[Start Dataset excerpts]
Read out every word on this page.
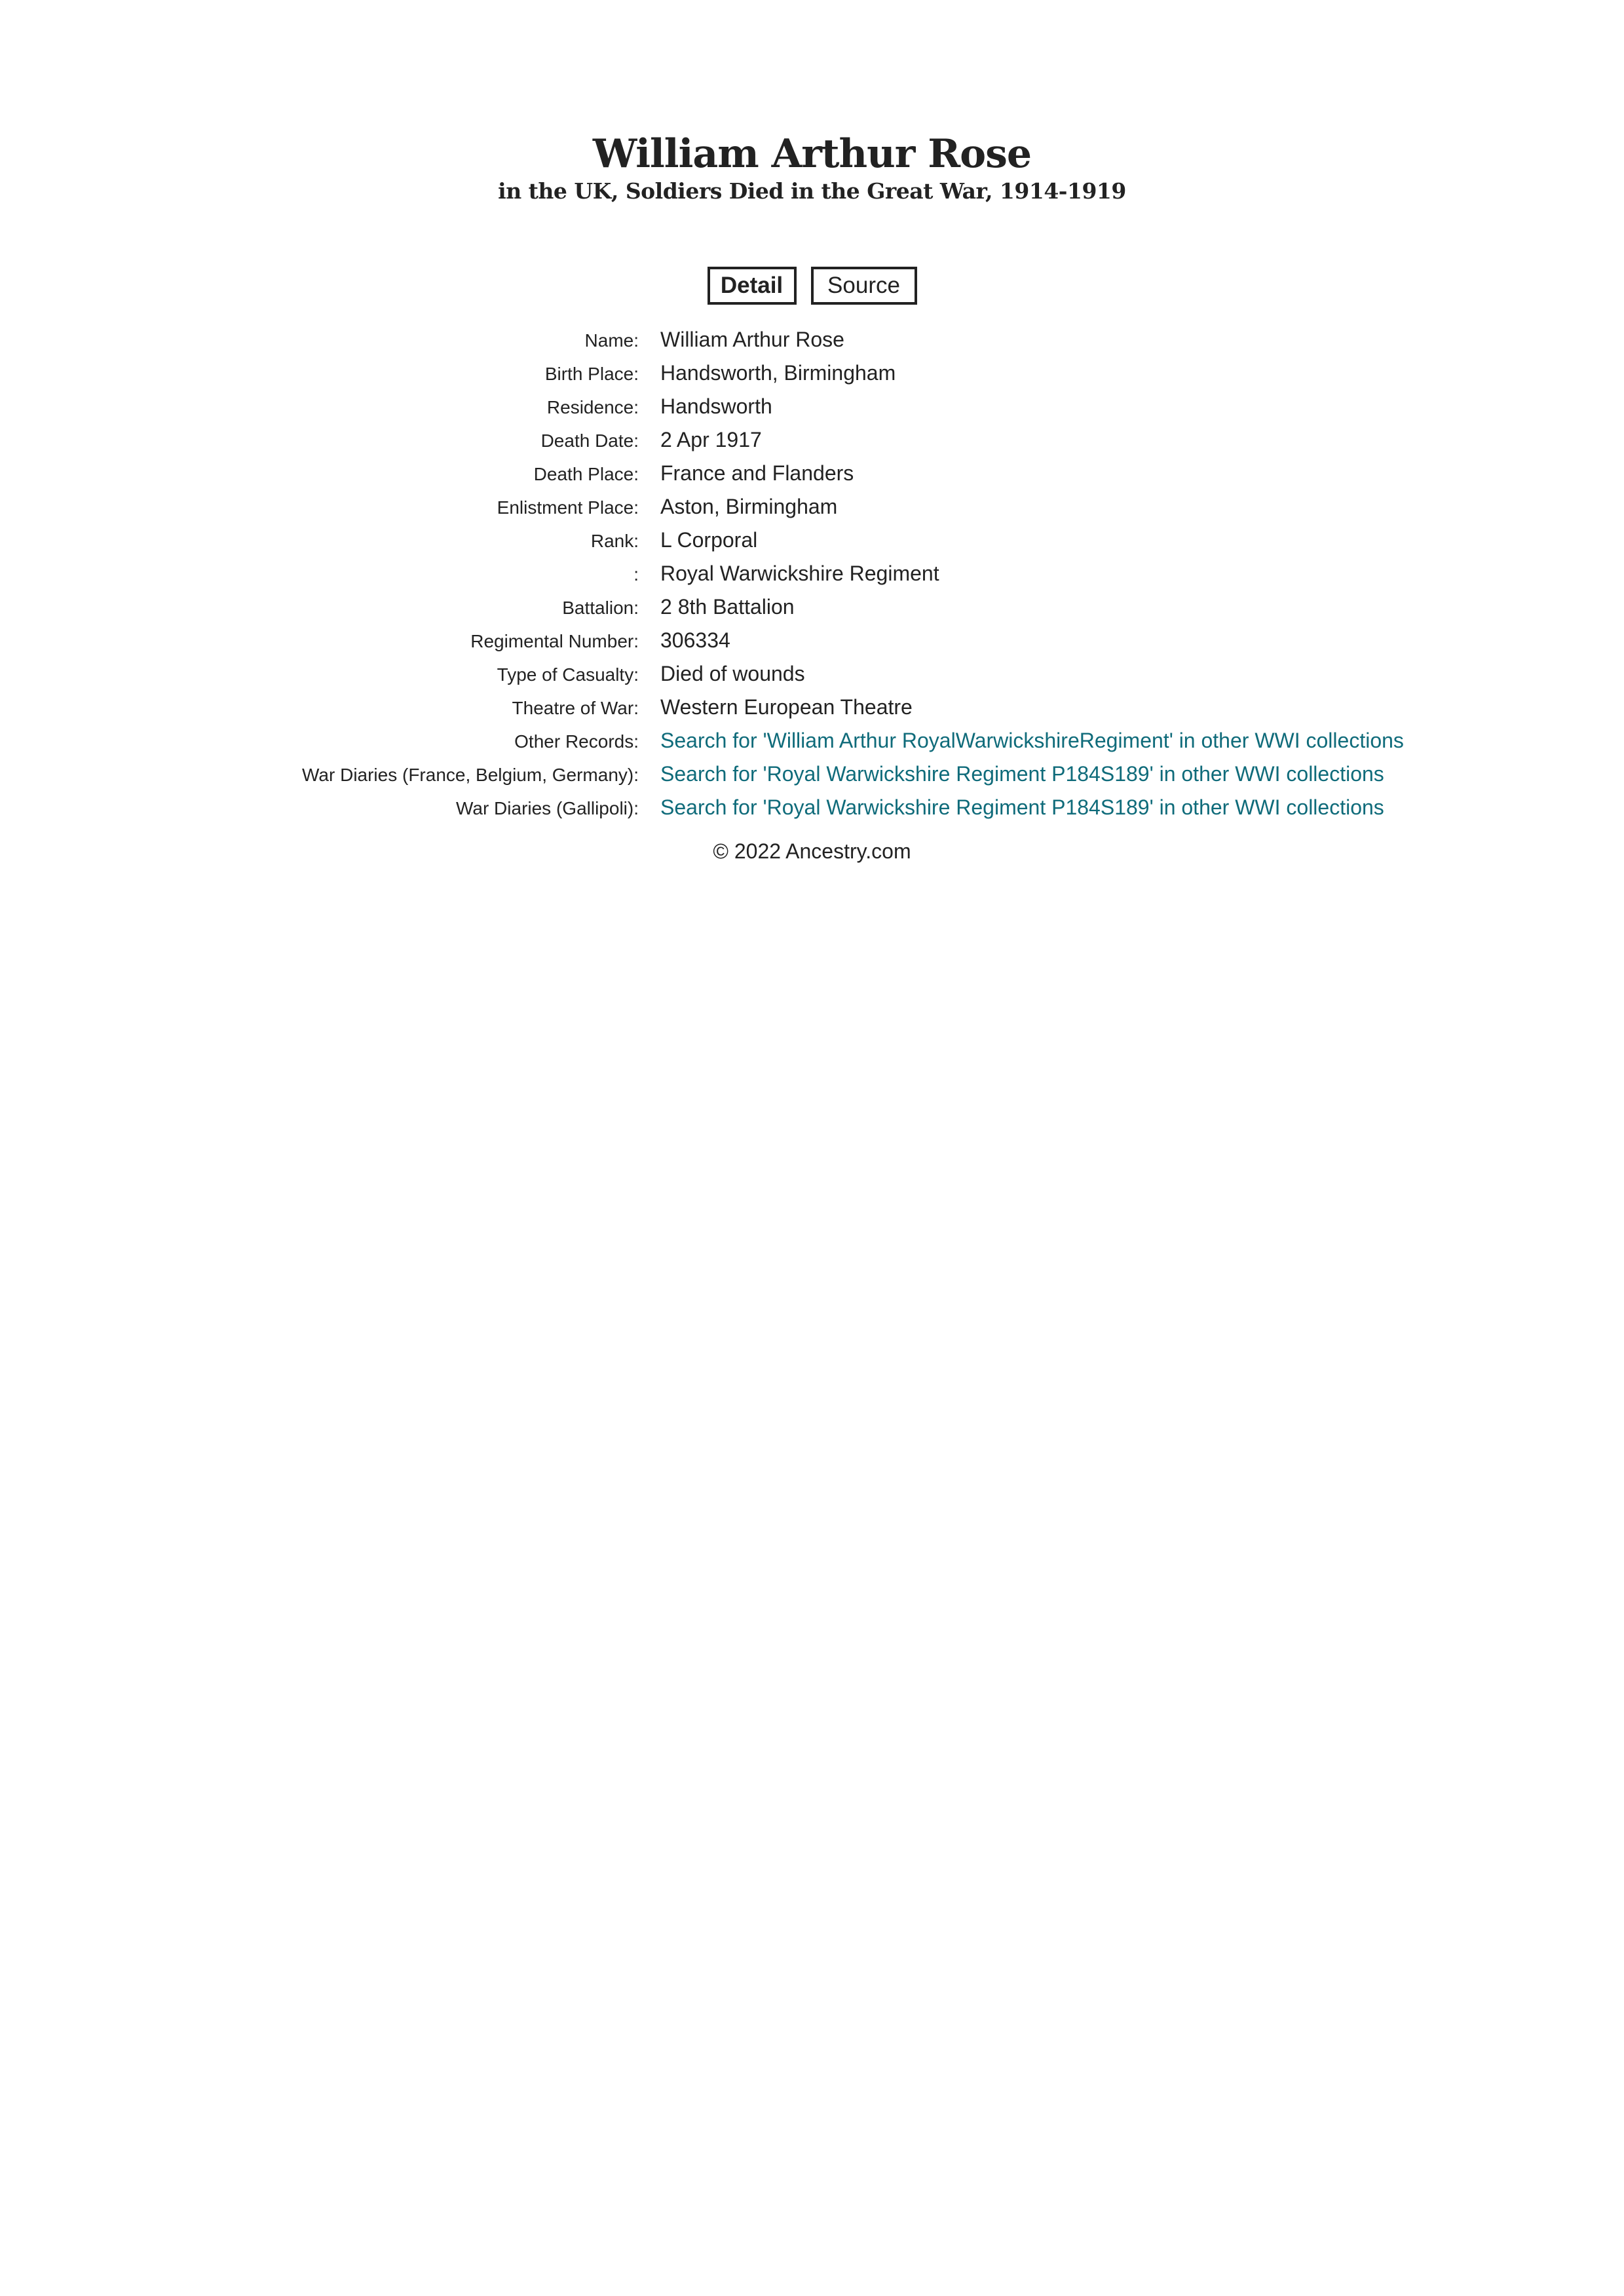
William Arthur Rose
in the UK, Soldiers Died in the Great War, 1914-1919
Detail	Source
Name: William Arthur Rose
Birth Place: Handsworth, Birmingham
Residence: Handsworth
Death Date: 2 Apr 1917
Death Place: France and Flanders
Enlistment Place: Aston, Birmingham
Rank: L Corporal
: Royal Warwickshire Regiment
Battalion: 2 8th Battalion
Regimental Number: 306334
Type of Casualty: Died of wounds
Theatre of War: Western European Theatre
Other Records: Search for 'William Arthur RoyalWarwickshireRegiment' in other WWI collections
War Diaries (France, Belgium, Germany): Search for 'Royal Warwickshire Regiment P184S189' in other WWI collections
War Diaries (Gallipoli): Search for 'Royal Warwickshire Regiment P184S189' in other WWI collections
© 2022 Ancestry.com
[End Dataset excerpts]
- **Written instruction**: The listing above needs to be output again exactly. Don't include the pictures.

- **Reply to the exercise**:
Read out every word on this page.
William Arthur Rose
in the UK, Soldiers Died in the Great War, 1914-1919
Detail	Source
Name: William Arthur Rose
Birth Place: Handsworth, Birmingham
Residence: Handsworth
Death Date: 2 Apr 1917
Death Place: France and Flanders
Enlistment Place: Aston, Birmingham
Rank: L Corporal
: Royal Warwickshire Regiment
Battalion: 2 8th Battalion
Regimental Number: 306334
Type of Casualty: Died of wounds
Theatre of War: Western European Theatre
Other Records: Search for 'William Arthur RoyalWarwickshireRegiment' in other WWI collections
War Diaries (France, Belgium, Germany): Search for 'Royal Warwickshire Regiment P184S189' in other WWI collections
War Diaries (Gallipoli): Search for 'Royal Warwickshire Regiment P184S189' in other WWI collections
© 2022 Ancestry.com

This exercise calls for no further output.